PROBLEM DESCRIPTION: Find the word "Алкакол" in the data. Return every line where it appears.

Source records

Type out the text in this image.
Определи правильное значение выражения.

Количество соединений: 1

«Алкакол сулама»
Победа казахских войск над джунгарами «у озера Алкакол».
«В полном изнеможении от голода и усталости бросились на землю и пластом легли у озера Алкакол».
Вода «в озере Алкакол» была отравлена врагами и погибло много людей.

THE ANSWER:
«Алкакол сулама»
Победа казахских войск над джунгарами «у озера Алкакол».
«В полном изнеможении от голода и усталости бросились на землю и пластом легли у озера Алкакол».
Вода «в озере Алкакол» была отравлена врагами и погибло много людей.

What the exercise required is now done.